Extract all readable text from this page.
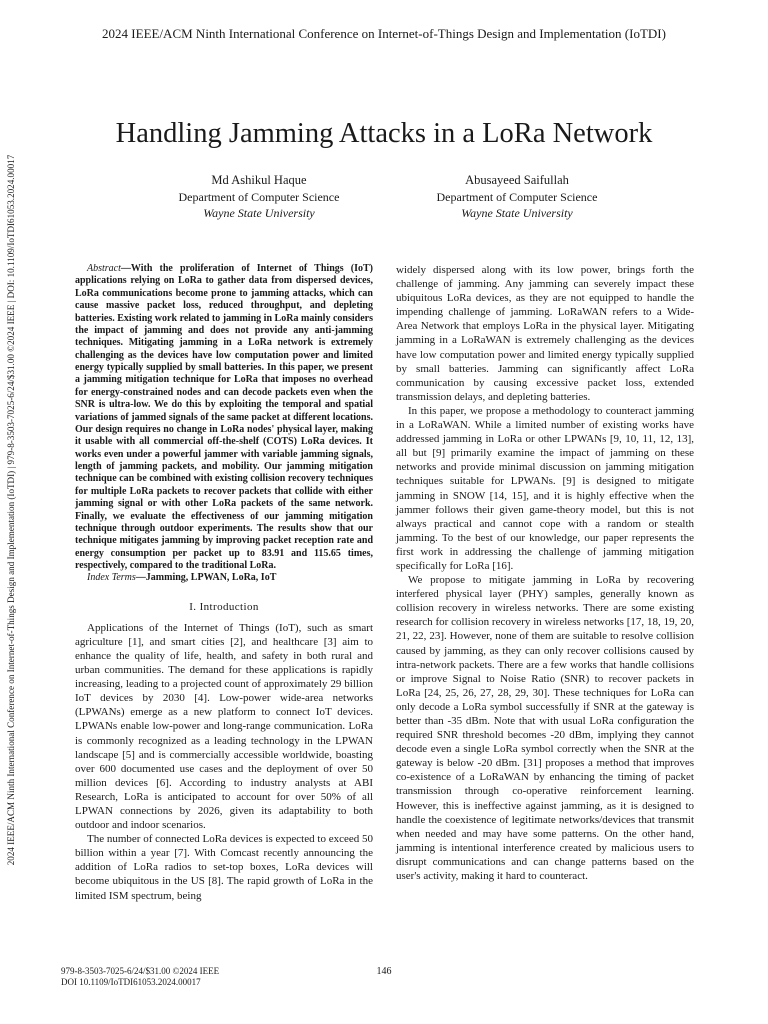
2024 IEEE/ACM Ninth International Conference on Internet-of-Things Design and Implementation (IoTDI)
2024 IEEE/ACM Ninth International Conference on Internet-of-Things Design and Implementation (IoTDI) | 979-8-3503-7025-6/24/$31.00 ©2024 IEEE | DOI: 10.1109/IoTDI61053.2024.00017
Handling Jamming Attacks in a LoRa Network
Md Ashikul Haque
Department of Computer Science
Wayne State University
Abusayeed Saifullah
Department of Computer Science
Wayne State University

Abstract—With the proliferation of Internet of Things (IoT) applications relying on LoRa to gather data from dispersed devices, LoRa communications become prone to jamming attacks, which can cause massive packet loss, reduced throughput, and depleting batteries. Existing work related to jamming in LoRa mainly considers the impact of jamming and does not provide any anti-jamming techniques. Mitigating jamming in a LoRa network is extremely challenging as the devices have low computation power and limited energy typically supplied by small batteries. In this paper, we present a jamming mitigation technique for LoRa that imposes no overhead for energy-constrained nodes and can decode packets even when the SNR is ultra-low. We do this by exploiting the temporal and spatial variations of jammed signals of the same packet at different locations. Our design requires no change in LoRa nodes' physical layer, making it usable with all commercial off-the-shelf (COTS) LoRa devices. It works even under a powerful jammer with variable jamming signals, length of jamming packets, and mobility. Our jamming mitigation technique can be combined with existing collision recovery techniques for multiple LoRa packets to recover packets that collide with either jamming signal or with other LoRa packets of the same network. Finally, we evaluate the effectiveness of our jamming mitigation technique through outdoor experiments. The results show that our technique mitigates jamming by improving packet reception rate and energy consumption per packet up to 83.91 and 115.65 times, respectively, compared to the traditional LoRa.

Index Terms—Jamming, LPWAN, LoRa, IoT

I. Introduction

Applications of the Internet of Things (IoT), such as smart agriculture [1], and smart cities [2], and healthcare [3] aim to enhance the quality of life, health, and safety in both rural and urban communities. The demand for these applications is rapidly increasing, leading to a projected count of approximately 29 billion IoT devices by 2030 [4]. Low-power wide-area networks (LPWANs) emerge as a new platform to connect IoT devices. LPWANs enable low-power and long-range communication. LoRa is commonly recognized as a leading technology in the LPWAN landscape [5] and is commercially accessible worldwide, boasting over 600 documented use cases and the deployment of over 50 million devices [6]. According to industry analysts at ABI Research, LoRa is anticipated to account for over 50% of all LPWAN connections by 2026, given its adaptability to both outdoor and indoor scenarios.

The number of connected LoRa devices is expected to exceed 50 billion within a year [7]. With Comcast recently announcing the addition of LoRa radios to set-top boxes, LoRa devices will become ubiquitous in the US [8]. The rapid growth of LoRa in the limited ISM spectrum, being

widely dispersed along with its low power, brings forth the challenge of jamming. Any jamming can severely impact these ubiquitous LoRa devices, as they are not equipped to handle the impending challenge of jamming. LoRaWAN refers to a Wide-Area Network that employs LoRa in the physical layer. Mitigating jamming in a LoRaWAN is extremely challenging as the devices have low computation power and limited energy typically supplied by small batteries. Jamming can significantly affect LoRa communication by causing excessive packet loss, extended transmission delays, and depleting batteries.

In this paper, we propose a methodology to counteract jamming in a LoRaWAN. While a limited number of existing works have addressed jamming in LoRa or other LPWANs [9, 10, 11, 12, 13], all but [9] primarily examine the impact of jamming on these networks and provide minimal discussion on jamming mitigation techniques suitable for LPWANs. [9] is designed to mitigate jamming in SNOW [14, 15], and it is highly effective when the jammer follows their given game-theory model, but this is not always practical and cannot cope with a random or stealth jamming. To the best of our knowledge, our paper represents the first work in addressing the challenge of jamming mitigation specifically for LoRa [16].

We propose to mitigate jamming in LoRa by recovering interfered physical layer (PHY) samples, generally known as collision recovery in wireless networks. There are some existing research for collision recovery in wireless networks [17, 18, 19, 20, 21, 22, 23]. However, none of them are suitable to resolve collision caused by jamming, as they can only recover collisions caused by intra-network packets. There are a few works that handle collisions or improve Signal to Noise Ratio (SNR) to recover packets in LoRa [24, 25, 26, 27, 28, 29, 30]. These techniques for LoRa can only decode a LoRa symbol successfully if SNR at the gateway is better than -35 dBm. Note that with usual LoRa configuration the required SNR threshold becomes -20 dBm, implying they cannot decode even a single LoRa symbol correctly when the SNR at the gateway is below -20 dBm. [31] proposes a method that improves co-existence of a LoRaWAN by enhancing the timing of packet transmission through co-operative reinforcement learning. However, this is ineffective against jamming, as it is designed to handle the coexistence of legitimate networks/devices that transmit when needed and may have some patterns. On the other hand, jamming is intentional interference created by malicious users to disrupt communications and can change patterns based on the user's activity, making it hard to counteract.

979-8-3503-7025-6/24/$31.00 ©2024 IEEE
DOI 10.1109/IoTDI61053.2024.00017
146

========

## Task statement
Output the data above without changes, apart from leaving out the pictures.

## Result for this exercise
Extract all readable text from this page.
2024 IEEE/ACM Ninth International Conference on Internet-of-Things Design and Implementation (IoTDI)
2024 IEEE/ACM Ninth International Conference on Internet-of-Things Design and Implementation (IoTDI) | 979-8-3503-7025-6/24/$31.00 ©2024 IEEE | DOI: 10.1109/IoTDI61053.2024.00017
Handling Jamming Attacks in a LoRa Network
Md Ashikul Haque
Department of Computer Science
Wayne State University
Abusayeed Saifullah
Department of Computer Science
Wayne State University

Abstract—With the proliferation of Internet of Things (IoT) applications relying on LoRa to gather data from dispersed devices, LoRa communications become prone to jamming attacks, which can cause massive packet loss, reduced throughput, and depleting batteries. Existing work related to jamming in LoRa mainly considers the impact of jamming and does not provide any anti-jamming techniques. Mitigating jamming in a LoRa network is extremely challenging as the devices have low computation power and limited energy typically supplied by small batteries. In this paper, we present a jamming mitigation technique for LoRa that imposes no overhead for energy-constrained nodes and can decode packets even when the SNR is ultra-low. We do this by exploiting the temporal and spatial variations of jammed signals of the same packet at different locations. Our design requires no change in LoRa nodes' physical layer, making it usable with all commercial off-the-shelf (COTS) LoRa devices. It works even under a powerful jammer with variable jamming signals, length of jamming packets, and mobility. Our jamming mitigation technique can be combined with existing collision recovery techniques for multiple LoRa packets to recover packets that collide with either jamming signal or with other LoRa packets of the same network. Finally, we evaluate the effectiveness of our jamming mitigation technique through outdoor experiments. The results show that our technique mitigates jamming by improving packet reception rate and energy consumption per packet up to 83.91 and 115.65 times, respectively, compared to the traditional LoRa.

Index Terms—Jamming, LPWAN, LoRa, IoT

I. Introduction

Applications of the Internet of Things (IoT), such as smart agriculture [1], and smart cities [2], and healthcare [3] aim to enhance the quality of life, health, and safety in both rural and urban communities. The demand for these applications is rapidly increasing, leading to a projected count of approximately 29 billion IoT devices by 2030 [4]. Low-power wide-area networks (LPWANs) emerge as a new platform to connect IoT devices. LPWANs enable low-power and long-range communication. LoRa is commonly recognized as a leading technology in the LPWAN landscape [5] and is commercially accessible worldwide, boasting over 600 documented use cases and the deployment of over 50 million devices [6]. According to industry analysts at ABI Research, LoRa is anticipated to account for over 50% of all LPWAN connections by 2026, given its adaptability to both outdoor and indoor scenarios.

The number of connected LoRa devices is expected to exceed 50 billion within a year [7]. With Comcast recently announcing the addition of LoRa radios to set-top boxes, LoRa devices will become ubiquitous in the US [8]. The rapid growth of LoRa in the limited ISM spectrum, being

widely dispersed along with its low power, brings forth the challenge of jamming. Any jamming can severely impact these ubiquitous LoRa devices, as they are not equipped to handle the impending challenge of jamming. LoRaWAN refers to a Wide-Area Network that employs LoRa in the physical layer. Mitigating jamming in a LoRaWAN is extremely challenging as the devices have low computation power and limited energy typically supplied by small batteries. Jamming can significantly affect LoRa communication by causing excessive packet loss, extended transmission delays, and depleting batteries.

In this paper, we propose a methodology to counteract jamming in a LoRaWAN. While a limited number of existing works have addressed jamming in LoRa or other LPWANs [9, 10, 11, 12, 13], all but [9] primarily examine the impact of jamming on these networks and provide minimal discussion on jamming mitigation techniques suitable for LPWANs. [9] is designed to mitigate jamming in SNOW [14, 15], and it is highly effective when the jammer follows their given game-theory model, but this is not always practical and cannot cope with a random or stealth jamming. To the best of our knowledge, our paper represents the first work in addressing the challenge of jamming mitigation specifically for LoRa [16].

We propose to mitigate jamming in LoRa by recovering interfered physical layer (PHY) samples, generally known as collision recovery in wireless networks. There are some existing research for collision recovery in wireless networks [17, 18, 19, 20, 21, 22, 23]. However, none of them are suitable to resolve collision caused by jamming, as they can only recover collisions caused by intra-network packets. There are a few works that handle collisions or improve Signal to Noise Ratio (SNR) to recover packets in LoRa [24, 25, 26, 27, 28, 29, 30]. These techniques for LoRa can only decode a LoRa symbol successfully if SNR at the gateway is better than -35 dBm. Note that with usual LoRa configuration the required SNR threshold becomes -20 dBm, implying they cannot decode even a single LoRa symbol correctly when the SNR at the gateway is below -20 dBm. [31] proposes a method that improves co-existence of a LoRaWAN by enhancing the timing of packet transmission through co-operative reinforcement learning. However, this is ineffective against jamming, as it is designed to handle the coexistence of legitimate networks/devices that transmit when needed and may have some patterns. On the other hand, jamming is intentional interference created by malicious users to disrupt communications and can change patterns based on the user's activity, making it hard to counteract.

979-8-3503-7025-6/24/$31.00 ©2024 IEEE
DOI 10.1109/IoTDI61053.2024.00017
146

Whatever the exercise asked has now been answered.